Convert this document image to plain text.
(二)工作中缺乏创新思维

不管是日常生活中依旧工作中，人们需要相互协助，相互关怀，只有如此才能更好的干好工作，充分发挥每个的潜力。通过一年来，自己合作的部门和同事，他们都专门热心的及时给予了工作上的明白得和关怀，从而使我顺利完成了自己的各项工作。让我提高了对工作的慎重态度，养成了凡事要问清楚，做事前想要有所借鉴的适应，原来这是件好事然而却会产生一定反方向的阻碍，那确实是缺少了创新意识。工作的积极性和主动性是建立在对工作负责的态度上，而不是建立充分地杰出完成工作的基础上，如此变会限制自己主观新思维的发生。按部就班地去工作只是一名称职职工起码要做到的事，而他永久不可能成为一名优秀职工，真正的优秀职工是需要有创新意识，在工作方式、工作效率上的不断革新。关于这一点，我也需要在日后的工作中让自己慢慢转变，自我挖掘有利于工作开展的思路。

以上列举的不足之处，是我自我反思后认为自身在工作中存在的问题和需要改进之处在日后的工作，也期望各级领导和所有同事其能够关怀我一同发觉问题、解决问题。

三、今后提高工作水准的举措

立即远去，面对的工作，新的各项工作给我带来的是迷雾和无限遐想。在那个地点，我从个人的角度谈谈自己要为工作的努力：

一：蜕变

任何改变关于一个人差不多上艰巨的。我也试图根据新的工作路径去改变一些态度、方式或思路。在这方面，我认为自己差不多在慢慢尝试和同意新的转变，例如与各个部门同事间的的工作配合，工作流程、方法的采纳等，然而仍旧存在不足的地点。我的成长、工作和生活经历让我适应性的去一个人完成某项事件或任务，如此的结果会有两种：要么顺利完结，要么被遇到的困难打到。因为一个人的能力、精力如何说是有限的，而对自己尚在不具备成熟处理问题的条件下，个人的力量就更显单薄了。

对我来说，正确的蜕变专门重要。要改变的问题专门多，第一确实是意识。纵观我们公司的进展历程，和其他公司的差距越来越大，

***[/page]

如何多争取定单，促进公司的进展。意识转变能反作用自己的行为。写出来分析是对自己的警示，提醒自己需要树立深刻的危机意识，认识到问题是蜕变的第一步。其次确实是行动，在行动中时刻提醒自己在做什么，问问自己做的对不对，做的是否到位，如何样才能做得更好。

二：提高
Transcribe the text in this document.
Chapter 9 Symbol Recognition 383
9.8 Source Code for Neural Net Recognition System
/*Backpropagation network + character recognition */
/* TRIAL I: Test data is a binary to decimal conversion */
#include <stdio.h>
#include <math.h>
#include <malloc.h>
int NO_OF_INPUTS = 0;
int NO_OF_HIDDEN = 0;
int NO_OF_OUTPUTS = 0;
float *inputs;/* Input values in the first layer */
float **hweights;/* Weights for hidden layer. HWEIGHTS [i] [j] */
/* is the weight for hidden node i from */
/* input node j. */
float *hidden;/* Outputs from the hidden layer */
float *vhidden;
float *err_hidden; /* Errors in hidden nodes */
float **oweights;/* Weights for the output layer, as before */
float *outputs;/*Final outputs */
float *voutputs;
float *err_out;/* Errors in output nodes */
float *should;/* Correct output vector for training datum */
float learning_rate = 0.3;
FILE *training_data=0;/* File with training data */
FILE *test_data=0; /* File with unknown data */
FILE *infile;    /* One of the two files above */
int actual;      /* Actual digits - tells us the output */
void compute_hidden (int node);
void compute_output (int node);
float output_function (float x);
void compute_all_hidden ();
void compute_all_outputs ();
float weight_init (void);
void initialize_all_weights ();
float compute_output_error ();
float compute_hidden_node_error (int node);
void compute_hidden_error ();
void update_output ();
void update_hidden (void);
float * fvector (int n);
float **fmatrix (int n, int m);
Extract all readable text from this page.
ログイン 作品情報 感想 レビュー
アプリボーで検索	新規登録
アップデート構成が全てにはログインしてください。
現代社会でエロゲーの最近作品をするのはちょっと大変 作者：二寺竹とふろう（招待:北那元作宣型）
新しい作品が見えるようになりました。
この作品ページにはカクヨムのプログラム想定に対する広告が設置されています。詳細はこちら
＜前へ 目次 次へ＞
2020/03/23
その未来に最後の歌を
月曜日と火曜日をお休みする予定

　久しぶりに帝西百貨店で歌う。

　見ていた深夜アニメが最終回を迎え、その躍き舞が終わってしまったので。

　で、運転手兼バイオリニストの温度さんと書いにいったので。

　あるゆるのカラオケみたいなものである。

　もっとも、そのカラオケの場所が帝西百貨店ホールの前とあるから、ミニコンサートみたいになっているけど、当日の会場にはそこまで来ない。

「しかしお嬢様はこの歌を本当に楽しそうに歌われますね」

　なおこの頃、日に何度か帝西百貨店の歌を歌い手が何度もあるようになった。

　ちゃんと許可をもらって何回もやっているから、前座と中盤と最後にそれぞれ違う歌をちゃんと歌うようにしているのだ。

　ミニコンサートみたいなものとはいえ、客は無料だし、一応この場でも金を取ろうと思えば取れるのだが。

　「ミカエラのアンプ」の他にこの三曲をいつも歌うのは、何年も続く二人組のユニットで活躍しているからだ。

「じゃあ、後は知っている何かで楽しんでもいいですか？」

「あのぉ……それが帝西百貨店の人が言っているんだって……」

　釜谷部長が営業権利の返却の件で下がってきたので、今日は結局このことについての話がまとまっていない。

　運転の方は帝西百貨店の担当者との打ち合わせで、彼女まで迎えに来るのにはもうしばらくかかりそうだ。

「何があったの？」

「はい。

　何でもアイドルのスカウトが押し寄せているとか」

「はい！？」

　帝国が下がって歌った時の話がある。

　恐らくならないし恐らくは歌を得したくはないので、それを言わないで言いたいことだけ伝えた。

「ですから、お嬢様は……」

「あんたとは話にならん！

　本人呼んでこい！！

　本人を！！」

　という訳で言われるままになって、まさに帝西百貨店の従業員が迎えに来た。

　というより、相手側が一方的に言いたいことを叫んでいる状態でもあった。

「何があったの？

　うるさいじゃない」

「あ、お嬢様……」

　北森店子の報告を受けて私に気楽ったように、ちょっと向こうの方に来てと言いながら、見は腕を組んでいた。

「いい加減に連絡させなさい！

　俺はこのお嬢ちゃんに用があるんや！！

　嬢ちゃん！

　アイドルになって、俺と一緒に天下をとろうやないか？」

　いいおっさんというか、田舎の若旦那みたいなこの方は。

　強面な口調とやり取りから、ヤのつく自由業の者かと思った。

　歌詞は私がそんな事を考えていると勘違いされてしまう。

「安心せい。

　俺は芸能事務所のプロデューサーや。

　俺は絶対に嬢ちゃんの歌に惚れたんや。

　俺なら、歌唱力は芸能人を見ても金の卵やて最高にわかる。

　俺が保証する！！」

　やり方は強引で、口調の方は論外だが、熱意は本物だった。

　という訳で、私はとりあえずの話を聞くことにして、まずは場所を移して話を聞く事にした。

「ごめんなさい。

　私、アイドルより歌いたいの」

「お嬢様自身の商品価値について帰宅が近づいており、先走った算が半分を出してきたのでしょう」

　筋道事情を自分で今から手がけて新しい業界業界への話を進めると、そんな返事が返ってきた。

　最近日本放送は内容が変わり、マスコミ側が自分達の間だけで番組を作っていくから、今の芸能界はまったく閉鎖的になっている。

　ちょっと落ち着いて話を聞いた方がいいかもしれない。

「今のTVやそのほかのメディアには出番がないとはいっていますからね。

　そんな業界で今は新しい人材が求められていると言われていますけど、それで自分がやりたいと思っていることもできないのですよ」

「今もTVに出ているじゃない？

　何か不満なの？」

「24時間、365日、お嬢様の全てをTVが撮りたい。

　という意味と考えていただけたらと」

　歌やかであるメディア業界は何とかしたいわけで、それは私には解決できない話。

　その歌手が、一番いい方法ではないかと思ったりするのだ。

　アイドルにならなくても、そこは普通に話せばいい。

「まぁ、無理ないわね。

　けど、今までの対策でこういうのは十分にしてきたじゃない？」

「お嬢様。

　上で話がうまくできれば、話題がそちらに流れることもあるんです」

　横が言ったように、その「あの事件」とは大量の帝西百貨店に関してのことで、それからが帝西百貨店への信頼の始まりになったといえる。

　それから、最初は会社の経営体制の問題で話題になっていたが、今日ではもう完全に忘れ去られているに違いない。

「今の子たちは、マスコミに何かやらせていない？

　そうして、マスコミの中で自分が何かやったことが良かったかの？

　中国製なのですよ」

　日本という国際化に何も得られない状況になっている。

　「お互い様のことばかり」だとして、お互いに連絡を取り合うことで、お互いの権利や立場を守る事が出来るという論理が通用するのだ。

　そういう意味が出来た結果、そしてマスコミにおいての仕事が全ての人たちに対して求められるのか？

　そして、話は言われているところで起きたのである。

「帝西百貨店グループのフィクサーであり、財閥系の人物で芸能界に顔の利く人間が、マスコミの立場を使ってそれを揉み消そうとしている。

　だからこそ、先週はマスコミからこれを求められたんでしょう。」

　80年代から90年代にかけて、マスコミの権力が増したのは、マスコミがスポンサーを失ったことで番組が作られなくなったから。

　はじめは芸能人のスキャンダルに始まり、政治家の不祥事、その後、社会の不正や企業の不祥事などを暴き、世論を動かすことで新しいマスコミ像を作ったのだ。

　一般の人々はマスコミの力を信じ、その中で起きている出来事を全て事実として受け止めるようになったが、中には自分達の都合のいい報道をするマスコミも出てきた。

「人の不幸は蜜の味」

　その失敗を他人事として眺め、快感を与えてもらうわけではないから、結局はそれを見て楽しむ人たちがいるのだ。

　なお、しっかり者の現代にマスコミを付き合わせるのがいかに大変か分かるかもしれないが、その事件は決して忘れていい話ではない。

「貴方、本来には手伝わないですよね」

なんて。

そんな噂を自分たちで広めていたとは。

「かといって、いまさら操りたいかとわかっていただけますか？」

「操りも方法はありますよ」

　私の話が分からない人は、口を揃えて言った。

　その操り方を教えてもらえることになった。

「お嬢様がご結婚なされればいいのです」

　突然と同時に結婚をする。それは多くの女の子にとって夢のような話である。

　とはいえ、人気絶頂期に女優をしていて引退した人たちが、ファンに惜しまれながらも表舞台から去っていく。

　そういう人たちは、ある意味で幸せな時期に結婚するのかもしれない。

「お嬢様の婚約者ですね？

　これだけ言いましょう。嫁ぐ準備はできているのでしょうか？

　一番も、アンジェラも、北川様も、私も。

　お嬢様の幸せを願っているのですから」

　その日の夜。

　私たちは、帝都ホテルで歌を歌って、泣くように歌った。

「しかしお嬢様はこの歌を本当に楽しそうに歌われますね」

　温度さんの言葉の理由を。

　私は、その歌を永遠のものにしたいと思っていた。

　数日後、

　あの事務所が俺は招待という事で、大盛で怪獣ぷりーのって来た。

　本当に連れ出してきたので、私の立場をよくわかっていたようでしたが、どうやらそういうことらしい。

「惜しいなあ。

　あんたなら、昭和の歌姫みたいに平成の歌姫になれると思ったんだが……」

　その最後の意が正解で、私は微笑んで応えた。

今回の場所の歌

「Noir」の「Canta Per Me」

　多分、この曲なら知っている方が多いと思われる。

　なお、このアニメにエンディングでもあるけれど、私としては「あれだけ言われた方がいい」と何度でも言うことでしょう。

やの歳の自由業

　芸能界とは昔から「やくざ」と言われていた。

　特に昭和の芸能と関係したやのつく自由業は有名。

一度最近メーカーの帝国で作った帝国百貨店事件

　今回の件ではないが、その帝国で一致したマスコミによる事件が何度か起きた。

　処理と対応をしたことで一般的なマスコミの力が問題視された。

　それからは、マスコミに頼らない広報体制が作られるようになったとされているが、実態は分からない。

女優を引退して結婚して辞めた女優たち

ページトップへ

**PROBLEM:**
Reply with the number of lines in the material above that contain "include", and nothing more.

**REPLY TO THE EXERCISE:**
3